INPUT ROWS ::
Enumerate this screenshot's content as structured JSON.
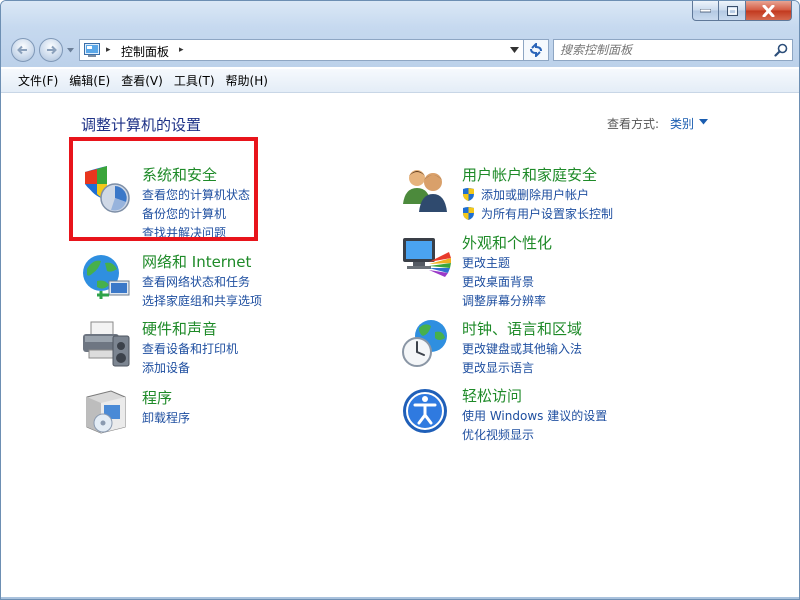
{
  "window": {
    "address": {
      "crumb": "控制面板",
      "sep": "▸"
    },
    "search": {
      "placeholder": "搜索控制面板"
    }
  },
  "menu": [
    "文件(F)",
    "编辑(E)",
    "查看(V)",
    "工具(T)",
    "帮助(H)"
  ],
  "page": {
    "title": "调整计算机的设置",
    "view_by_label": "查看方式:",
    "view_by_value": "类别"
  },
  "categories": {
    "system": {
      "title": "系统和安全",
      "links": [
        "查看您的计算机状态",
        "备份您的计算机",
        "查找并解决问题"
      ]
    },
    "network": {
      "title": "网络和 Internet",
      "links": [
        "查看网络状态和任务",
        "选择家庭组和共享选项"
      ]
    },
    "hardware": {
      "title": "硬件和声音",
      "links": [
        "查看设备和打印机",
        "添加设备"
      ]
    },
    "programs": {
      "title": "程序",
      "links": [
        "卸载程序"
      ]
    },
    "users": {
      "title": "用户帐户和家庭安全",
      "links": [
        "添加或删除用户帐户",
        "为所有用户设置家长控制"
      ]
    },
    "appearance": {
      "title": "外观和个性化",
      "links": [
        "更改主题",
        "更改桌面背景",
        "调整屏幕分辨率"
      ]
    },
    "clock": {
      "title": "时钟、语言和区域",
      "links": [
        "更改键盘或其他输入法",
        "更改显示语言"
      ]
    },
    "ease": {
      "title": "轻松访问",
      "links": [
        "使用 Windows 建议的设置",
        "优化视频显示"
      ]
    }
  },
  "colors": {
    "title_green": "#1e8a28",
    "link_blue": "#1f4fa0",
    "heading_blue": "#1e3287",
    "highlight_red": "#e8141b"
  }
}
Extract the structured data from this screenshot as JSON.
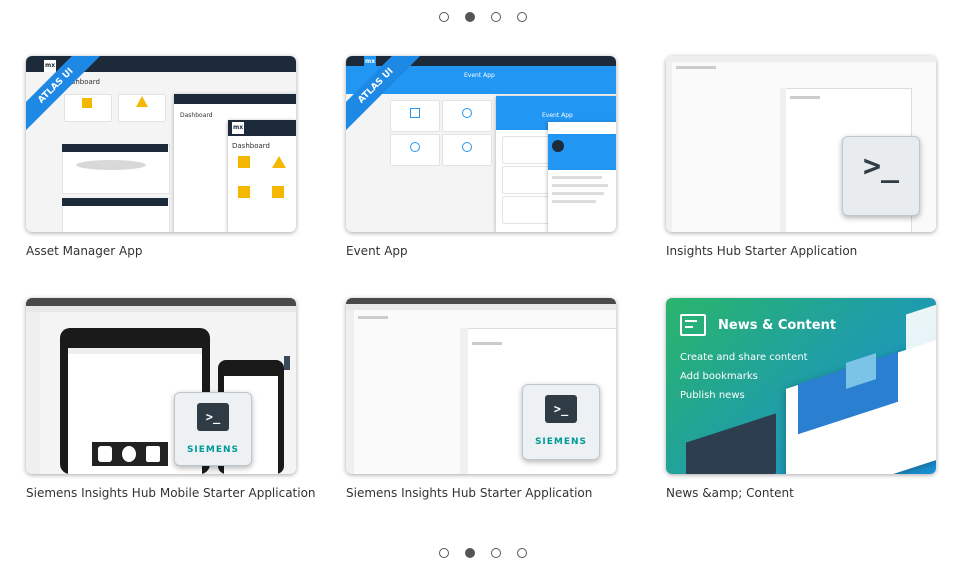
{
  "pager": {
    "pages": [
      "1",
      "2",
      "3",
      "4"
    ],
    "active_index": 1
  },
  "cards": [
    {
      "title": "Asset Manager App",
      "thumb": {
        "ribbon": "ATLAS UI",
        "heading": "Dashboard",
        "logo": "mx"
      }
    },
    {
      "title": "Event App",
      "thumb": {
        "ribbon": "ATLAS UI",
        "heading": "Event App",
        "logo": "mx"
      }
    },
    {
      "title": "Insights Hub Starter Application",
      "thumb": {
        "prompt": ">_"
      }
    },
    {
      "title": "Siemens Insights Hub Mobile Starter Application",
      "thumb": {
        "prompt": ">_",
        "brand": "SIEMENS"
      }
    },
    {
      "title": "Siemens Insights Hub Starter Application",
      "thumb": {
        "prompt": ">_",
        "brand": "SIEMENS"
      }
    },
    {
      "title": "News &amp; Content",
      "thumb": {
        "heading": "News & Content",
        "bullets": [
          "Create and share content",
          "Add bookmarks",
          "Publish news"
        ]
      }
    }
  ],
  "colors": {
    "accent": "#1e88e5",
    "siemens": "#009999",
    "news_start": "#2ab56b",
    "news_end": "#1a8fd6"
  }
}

---

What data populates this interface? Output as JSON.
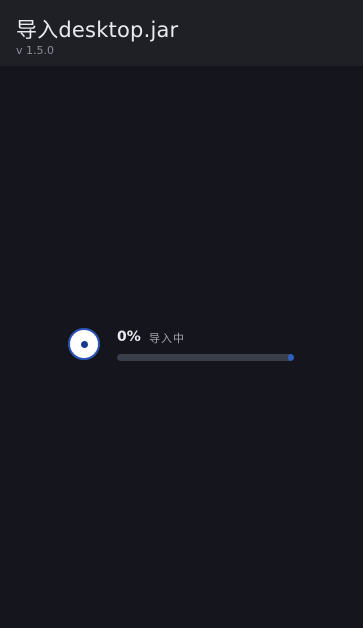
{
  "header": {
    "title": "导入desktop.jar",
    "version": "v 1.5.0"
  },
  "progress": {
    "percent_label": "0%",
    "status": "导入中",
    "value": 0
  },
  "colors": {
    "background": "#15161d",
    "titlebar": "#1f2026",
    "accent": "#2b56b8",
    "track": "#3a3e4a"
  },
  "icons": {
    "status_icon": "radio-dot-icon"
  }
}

TASK :: Scan the lines for the string "Starter". Copy out each line that matches.

WRITTEN ANSWER ::
      "title": "Insights Hub Starter Application",
      "title": "Siemens Insights Hub Mobile Starter Application",
      "title": "Siemens Insights Hub Starter Application",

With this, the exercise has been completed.